### Given request
Omit every picture and output the rest of the records exactly as they are.
--- begin Given data ---
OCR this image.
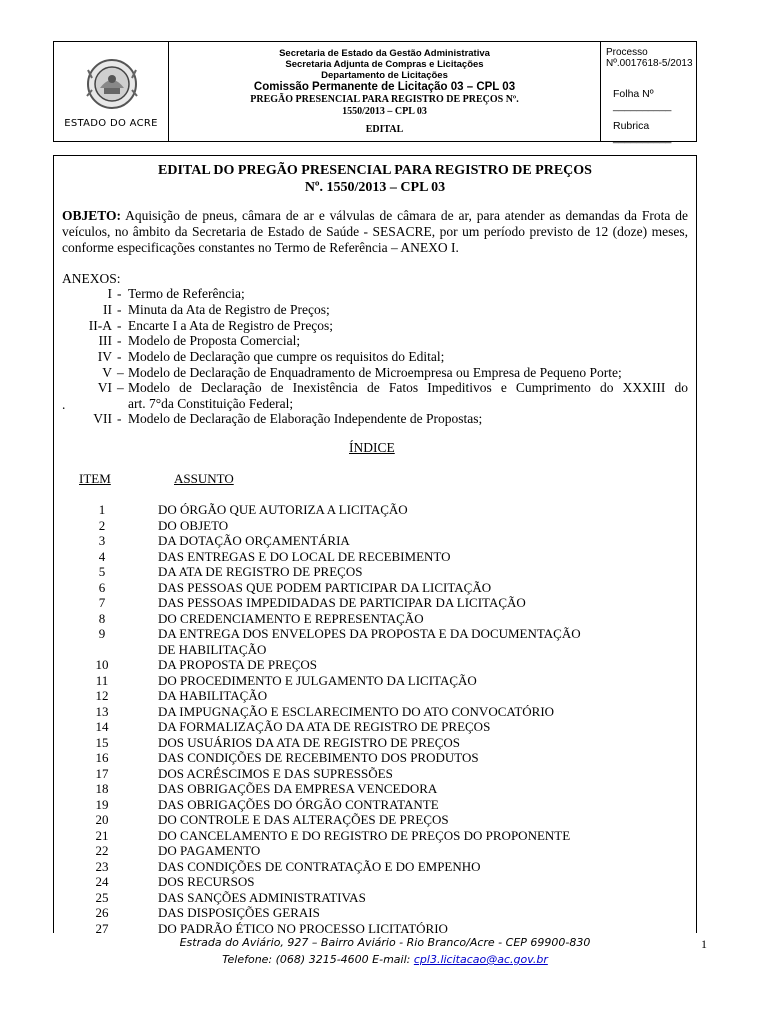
ESTADO DO ACRE
Secretaria de Estado da Gestão Administrativa
Secretaria Adjunta de Compras e Licitações
Departamento de Licitações
Comissão Permanente de Licitação 03 – CPL 03
PREGÃO PRESENCIAL PARA REGISTRO DE PREÇOS Nº.
1550/2013 – CPL 03
EDITAL
Processo Nº.0017618-5/2013
Folha Nº __________
Rubrica __________
EDITAL DO PREGÃO PRESENCIAL PARA REGISTRO DE PREÇOS
Nº. 1550/2013 – CPL 03
OBJETO: Aquisição de pneus, câmara de ar e válvulas de câmara de ar, para atender as demandas da Frota de veículos, no âmbito da Secretaria de Estado de Saúde - SESACRE, por um período previsto de 12 (doze) meses, conforme especificações constantes no Termo de Referência – ANEXO I.
ANEXOS:
I - Termo de Referência;
II - Minuta da Ata de Registro de Preços;
II-A - Encarte I a Ata de Registro de Preços;
III - Modelo de Proposta Comercial;
IV - Modelo de Declaração que cumpre os requisitos do Edital;
V – Modelo de Declaração de Enquadramento de Microempresa ou Empresa de Pequeno Porte;
VI – Modelo de Declaração de Inexistência de Fatos Impeditivos e Cumprimento do XXXIII do
art. 7°da Constituição Federal;
VII - Modelo de Declaração de Elaboração Independente de Propostas;
.
ÍNDICE
ITEM	ASSUNTO
1	DO ÓRGÃO QUE AUTORIZA A LICITAÇÃO
2	DO OBJETO
3	DA DOTAÇÃO ORÇAMENTÁRIA
4	DAS ENTREGAS E DO LOCAL DE RECEBIMENTO
5	DA ATA DE REGISTRO DE PREÇOS
6	DAS PESSOAS QUE PODEM PARTICIPAR DA LICITAÇÃO
7	DAS PESSOAS IMPEDIDADAS DE PARTICIPAR DA LICITAÇÃO
8	DO CREDENCIAMENTO E REPRESENTAÇÃO
9	DA ENTREGA DOS ENVELOPES DA PROPOSTA E DA DOCUMENTAÇÃO
DE HABILITAÇÃO
10	DA PROPOSTA DE PREÇOS
11	DO PROCEDIMENTO E JULGAMENTO DA LICITAÇÃO
12	DA HABILITAÇÃO
13	DA IMPUGNAÇÃO E ESCLARECIMENTO DO ATO CONVOCATÓRIO
14	DA FORMALIZAÇÃO DA ATA DE REGISTRO DE PREÇOS
15	DOS USUÁRIOS DA ATA DE REGISTRO DE PREÇOS
16	DAS CONDIÇÕES DE RECEBIMENTO DOS PRODUTOS
17	DOS ACRÉSCIMOS E DAS SUPRESSÕES
18	DAS OBRIGAÇÕES DA EMPRESA VENCEDORA
19	DAS OBRIGAÇÕES DO ÓRGÃO CONTRATANTE
20	DO CONTROLE E DAS ALTERAÇÕES DE PREÇOS
21	DO CANCELAMENTO E DO REGISTRO DE PREÇOS DO PROPONENTE
22	DO PAGAMENTO
23	DAS CONDIÇÕES DE CONTRATAÇÃO E DO EMPENHO
24	DOS RECURSOS
25	DAS SANÇÕES ADMINISTRATIVAS
26	DAS DISPOSIÇÕES GERAIS
27	DO PADRÃO ÉTICO NO PROCESSO LICITATÓRIO
Estrada do Aviário, 927 – Bairro Aviário - Rio Branco/Acre - CEP 69900-830
Telefone: (068) 3215-4600 E-mail: cpl3.licitacao@ac.gov.br
1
--- end Given data ---
### Expected output
OCR this image.
ESTADO DO ACRE
Secretaria de Estado da Gestão Administrativa
Secretaria Adjunta de Compras e Licitações
Departamento de Licitações
Comissão Permanente de Licitação 03 – CPL 03
PREGÃO PRESENCIAL PARA REGISTRO DE PREÇOS Nº.
1550/2013 – CPL 03
EDITAL
Processo Nº.0017618-5/2013
Folha Nº __________
Rubrica __________
EDITAL DO PREGÃO PRESENCIAL PARA REGISTRO DE PREÇOS
Nº. 1550/2013 – CPL 03
OBJETO: Aquisição de pneus, câmara de ar e válvulas de câmara de ar, para atender as demandas da Frota de veículos, no âmbito da Secretaria de Estado de Saúde - SESACRE, por um período previsto de 12 (doze) meses, conforme especificações constantes no Termo de Referência – ANEXO I.
ANEXOS:
I - Termo de Referência;
II - Minuta da Ata de Registro de Preços;
II-A - Encarte I a Ata de Registro de Preços;
III - Modelo de Proposta Comercial;
IV - Modelo de Declaração que cumpre os requisitos do Edital;
V – Modelo de Declaração de Enquadramento de Microempresa ou Empresa de Pequeno Porte;
VI – Modelo de Declaração de Inexistência de Fatos Impeditivos e Cumprimento do XXXIII do
art. 7°da Constituição Federal;
VII - Modelo de Declaração de Elaboração Independente de Propostas;
.
ÍNDICE
ITEM	ASSUNTO
1	DO ÓRGÃO QUE AUTORIZA A LICITAÇÃO
2	DO OBJETO
3	DA DOTAÇÃO ORÇAMENTÁRIA
4	DAS ENTREGAS E DO LOCAL DE RECEBIMENTO
5	DA ATA DE REGISTRO DE PREÇOS
6	DAS PESSOAS QUE PODEM PARTICIPAR DA LICITAÇÃO
7	DAS PESSOAS IMPEDIDADAS DE PARTICIPAR DA LICITAÇÃO
8	DO CREDENCIAMENTO E REPRESENTAÇÃO
9	DA ENTREGA DOS ENVELOPES DA PROPOSTA E DA DOCUMENTAÇÃO
DE HABILITAÇÃO
10	DA PROPOSTA DE PREÇOS
11	DO PROCEDIMENTO E JULGAMENTO DA LICITAÇÃO
12	DA HABILITAÇÃO
13	DA IMPUGNAÇÃO E ESCLARECIMENTO DO ATO CONVOCATÓRIO
14	DA FORMALIZAÇÃO DA ATA DE REGISTRO DE PREÇOS
15	DOS USUÁRIOS DA ATA DE REGISTRO DE PREÇOS
16	DAS CONDIÇÕES DE RECEBIMENTO DOS PRODUTOS
17	DOS ACRÉSCIMOS E DAS SUPRESSÕES
18	DAS OBRIGAÇÕES DA EMPRESA VENCEDORA
19	DAS OBRIGAÇÕES DO ÓRGÃO CONTRATANTE
20	DO CONTROLE E DAS ALTERAÇÕES DE PREÇOS
21	DO CANCELAMENTO E DO REGISTRO DE PREÇOS DO PROPONENTE
22	DO PAGAMENTO
23	DAS CONDIÇÕES DE CONTRATAÇÃO E DO EMPENHO
24	DOS RECURSOS
25	DAS SANÇÕES ADMINISTRATIVAS
26	DAS DISPOSIÇÕES GERAIS
27	DO PADRÃO ÉTICO NO PROCESSO LICITATÓRIO
Estrada do Aviário, 927 – Bairro Aviário - Rio Branco/Acre - CEP 69900-830
Telefone: (068) 3215-4600 E-mail: cpl3.licitacao@ac.gov.br
1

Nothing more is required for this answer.